What the exercise asks:
Select from the data all lines with the word "color".

Dataset records:
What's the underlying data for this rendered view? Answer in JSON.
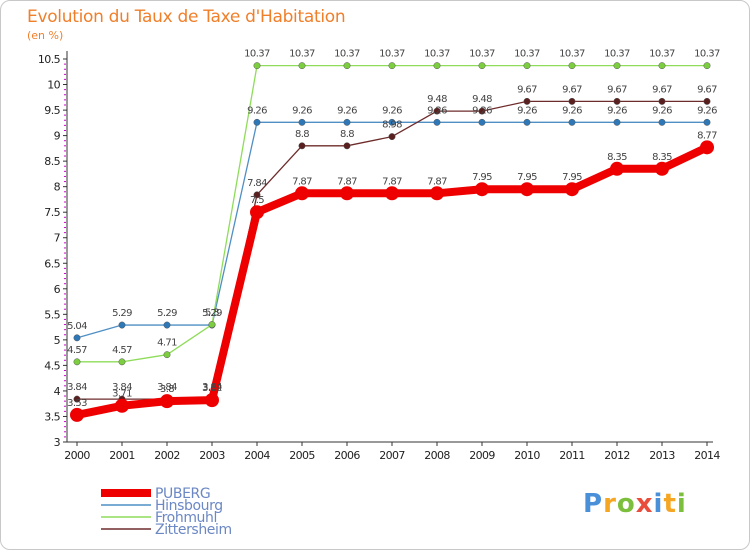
{
  "title": "Evolution du Taux de Taxe d'Habitation",
  "unit": "(en %)",
  "logo": "Proxiti",
  "chart_data": {
    "type": "line",
    "x": [
      "2000",
      "2001",
      "2002",
      "2003",
      "2004",
      "2005",
      "2006",
      "2007",
      "2008",
      "2009",
      "2010",
      "2011",
      "2012",
      "2013",
      "2014"
    ],
    "ylim": [
      3,
      10.5
    ],
    "yticks": [
      "3",
      "3.5",
      "4",
      "4.5",
      "5",
      "5.5",
      "6",
      "6.5",
      "7",
      "7.5",
      "8",
      "8.5",
      "9",
      "9.5",
      "10",
      "10.5"
    ],
    "grid": false,
    "legend": "bottom-left",
    "series": [
      {
        "name": "Hinsbourg",
        "color": "#4f8fc4",
        "marker": "#2f78b8",
        "values": [
          5.04,
          5.29,
          5.29,
          5.29,
          9.26,
          9.26,
          9.26,
          9.26,
          9.26,
          9.26,
          9.26,
          9.26,
          9.26,
          9.26,
          9.26
        ],
        "labels": [
          "5.04",
          "5.29",
          "5.29",
          "5.29",
          "9.26",
          "9.26",
          "9.26",
          "9.26",
          "9.26",
          "9.26",
          "9.26",
          "9.26",
          "9.26",
          "9.26",
          "9.26"
        ]
      },
      {
        "name": "Frohmuhl",
        "color": "#8fdc5a",
        "marker": "#7ccd3f",
        "values": [
          4.57,
          4.57,
          4.71,
          5.3,
          10.37,
          10.37,
          10.37,
          10.37,
          10.37,
          10.37,
          10.37,
          10.37,
          10.37,
          10.37,
          10.37
        ],
        "labels": [
          "4.57",
          "4.57",
          "4.71",
          "5.3",
          "10.37",
          "10.37",
          "10.37",
          "10.37",
          "10.37",
          "10.37",
          "10.37",
          "10.37",
          "10.37",
          "10.37",
          "10.37"
        ]
      },
      {
        "name": "Zittersheim",
        "color": "#6e2b2b",
        "marker": "#5a1f1f",
        "values": [
          3.84,
          3.84,
          3.84,
          3.84,
          7.84,
          8.8,
          8.8,
          8.98,
          9.48,
          9.48,
          9.67,
          9.67,
          9.67,
          9.67,
          9.67
        ],
        "labels": [
          "3.84",
          "3.84",
          "3.84",
          "3.84",
          "7.84",
          "8.8",
          "8.8",
          "8.98",
          "9.48",
          "9.48",
          "9.67",
          "9.67",
          "9.67",
          "9.67",
          "9.67"
        ]
      },
      {
        "name": "PUBERG",
        "color": "#ee0000",
        "marker": "#ee0000",
        "values": [
          3.53,
          3.71,
          3.8,
          3.82,
          7.5,
          7.87,
          7.87,
          7.87,
          7.87,
          7.95,
          7.95,
          7.95,
          8.35,
          8.35,
          8.77
        ],
        "labels": [
          "3.53",
          "3.71",
          "3.8",
          "3.82",
          "7.5",
          "7.87",
          "7.87",
          "7.87",
          "7.87",
          "7.95",
          "7.95",
          "7.95",
          "8.35",
          "8.35",
          "8.77"
        ]
      }
    ],
    "legend_order": [
      "PUBERG",
      "Hinsbourg",
      "Frohmuhl",
      "Zittersheim"
    ]
  }
}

Worked solution:
        "color": "#4f8fc4",
        "color": "#8fdc5a",
        "color": "#6e2b2b",
        "color": "#ee0000",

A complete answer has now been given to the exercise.